== Provided records ==

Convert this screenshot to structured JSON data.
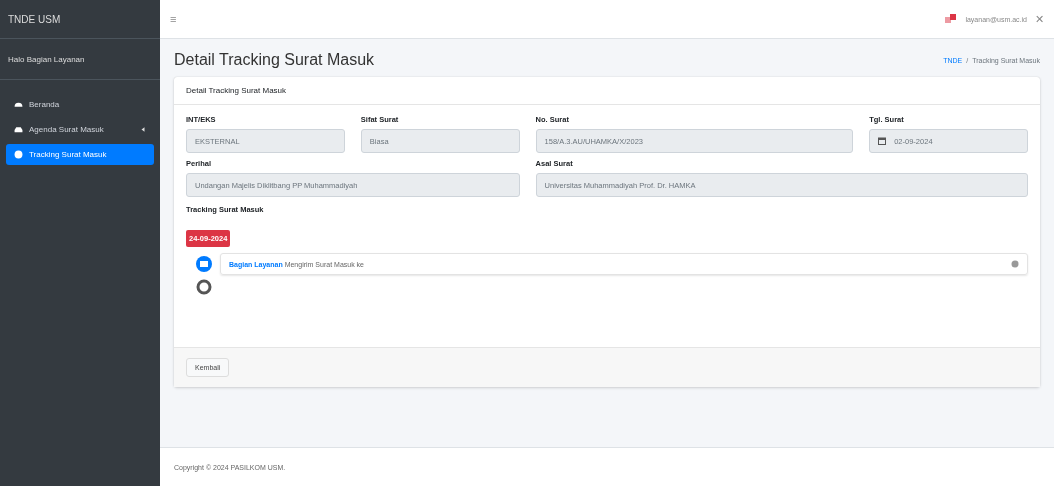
{
  "sidebar": {
    "brand": "TNDE USM",
    "user": "Halo Bagian Layanan",
    "items": [
      {
        "label": "Beranda",
        "expandable": false,
        "selected": false
      },
      {
        "label": "Agenda Surat Masuk",
        "expandable": true,
        "selected": false
      },
      {
        "label": "Tracking Surat Masuk",
        "expandable": false,
        "selected": true
      }
    ]
  },
  "topbar": {
    "menu_icon": "≡",
    "user_email": "layanan@usm.ac.id",
    "close_icon": "✕"
  },
  "page": {
    "title": "Detail Tracking Surat Masuk",
    "breadcrumb": [
      "TNDE",
      "Tracking Surat Masuk"
    ],
    "breadcrumb_separator": "/"
  },
  "card": {
    "header": "Detail Tracking Surat Masuk",
    "fields": [
      {
        "label": "INT/EKS",
        "value": "EKSTERNAL",
        "kind": "text"
      },
      {
        "label": "Sifat Surat",
        "value": "Biasa",
        "kind": "text"
      },
      {
        "label": "No. Surat",
        "value": "158/A.3.AU/UHAMKA/X/2023",
        "kind": "text"
      },
      {
        "label": "Tgl. Surat",
        "value": "02-09-2024",
        "kind": "date"
      },
      {
        "label": "Perihal",
        "value": "Undangan Majelis Diklitbang PP Muhammadiyah",
        "kind": "wide"
      },
      {
        "label": "Asal Surat",
        "value": "Universitas Muhammadiyah Prof. Dr. HAMKA",
        "kind": "wide"
      }
    ],
    "tracking_title": "Tracking Surat Masuk",
    "timeline": {
      "date": "24-09-2024",
      "events": [
        {
          "actor": "Bagian Layanan",
          "text": "Mengirim Surat Masuk ke"
        }
      ]
    },
    "back_button": "Kembali"
  },
  "footer": "Copyright © 2024 PASILKOM USM."
}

===

Problem description> For each line of the listing that holds the word "Tracking", show that line.

Result of the task>
        "label": "Tracking Surat Masuk",
    "title": "Detail Tracking Surat Masuk",
      "Tracking Surat Masuk"
    "header": "Detail Tracking Surat Masuk",
    "tracking_title": "Tracking Surat Masuk",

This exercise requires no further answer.